++++ DATA SUPPLIED

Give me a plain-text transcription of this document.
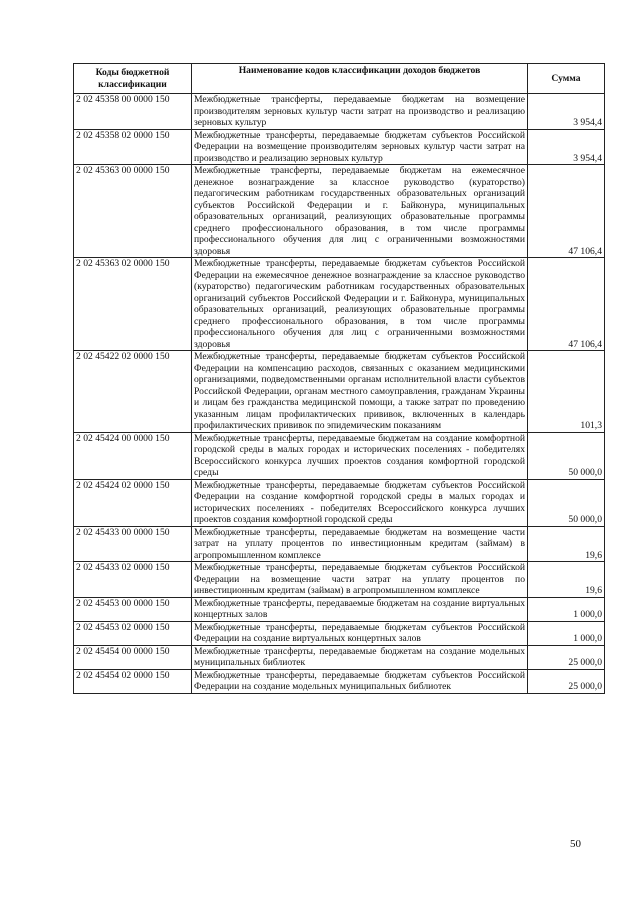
Коды бюджетной классификации	Наименование кодов классификации доходов бюджетов	Сумма
2 02 45358 00 0000 150	Межбюджетные трансферты, передаваемые бюджетам на возмещение производителям зерновых культур части затрат на производство и реализацию зерновых культур	3 954,4
2 02 45358 02 0000 150	Межбюджетные трансферты, передаваемые бюджетам субъектов Российской Федерации на возмещение производителям зерновых культур части затрат на производство и реализацию зерновых культур	3 954,4
2 02 45363 00 0000 150	Межбюджетные трансферты, передаваемые бюджетам на ежемесячное денежное вознаграждение за классное руководство (кураторство) педагогическим работникам государственных образовательных организаций субъектов Российской Федерации и г. Байконура, муниципальных образовательных организаций, реализующих образовательные программы среднего профессионального образования, в том числе программы профессионального обучения для лиц с ограниченными возможностями здоровья	47 106,4
2 02 45363 02 0000 150	Межбюджетные трансферты, передаваемые бюджетам субъектов Российской Федерации на ежемесячное денежное вознаграждение за классное руководство (кураторство) педагогическим работникам государственных образовательных организаций субъектов Российской Федерации и г. Байконура, муниципальных образовательных организаций, реализующих образовательные программы среднего профессионального образования, в том числе программы профессионального обучения для лиц с ограниченными возможностями здоровья	47 106,4
2 02 45422 02 0000 150	Межбюджетные трансферты, передаваемые бюджетам субъектов Российской Федерации на компенсацию расходов, связанных с оказанием медицинскими организациями, подведомственными органам исполнительной власти субъектов Российской Федерации, органам местного самоуправления, гражданам Украины и лицам без гражданства медицинской помощи, а также затрат по проведению указанным лицам профилактических прививок, включенных в календарь профилактических прививок по эпидемическим показаниям	101,3
2 02 45424 00 0000 150	Межбюджетные трансферты, передаваемые бюджетам на создание комфортной городской среды в малых городах и исторических поселениях - победителях Всероссийского конкурса лучших проектов создания комфортной городской среды	50 000,0
2 02 45424 02 0000 150	Межбюджетные трансферты, передаваемые бюджетам субъектов Российской Федерации на создание комфортной городской среды в малых городах и исторических поселениях - победителях Всероссийского конкурса лучших проектов создания комфортной городской среды	50 000,0
2 02 45433 00 0000 150	Межбюджетные трансферты, передаваемые бюджетам на возмещение части затрат на уплату процентов по инвестиционным кредитам (займам) в агропромышленном комплексе	19,6
2 02 45433 02 0000 150	Межбюджетные трансферты, передаваемые бюджетам субъектов Российской Федерации на возмещение части затрат на уплату процентов по инвестиционным кредитам (займам) в агропромышленном комплексе	19,6
2 02 45453 00 0000 150	Межбюджетные трансферты, передаваемые бюджетам на создание виртуальных концертных залов	1 000,0
2 02 45453 02 0000 150	Межбюджетные трансферты, передаваемые бюджетам субъектов Российской Федерации на создание виртуальных концертных залов	1 000,0
2 02 45454 00 0000 150	Межбюджетные трансферты, передаваемые бюджетам на создание модельных муниципальных библиотек	25 000,0
2 02 45454 02 0000 150	Межбюджетные трансферты, передаваемые бюджетам субъектов Российской Федерации на создание модельных муниципальных библиотек	25 000,0
50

++++++++

_AIM_. Find "малых". Copy every line it occurs in.

_ANSWER TO THE PROBLEM_.
2 02 45424 00 0000 150	Межбюджетные трансферты, передаваемые бюджетам на создание комфортной городской среды в малых городах и исторических поселениях - победителях Всероссийского конкурса лучших проектов создания комфортной городской среды	50 000,0
2 02 45424 02 0000 150	Межбюджетные трансферты, передаваемые бюджетам субъектов Российской Федерации на создание комфортной городской среды в малых городах и исторических поселениях - победителях Всероссийского конкурса лучших проектов создания комфортной городской среды	50 000,0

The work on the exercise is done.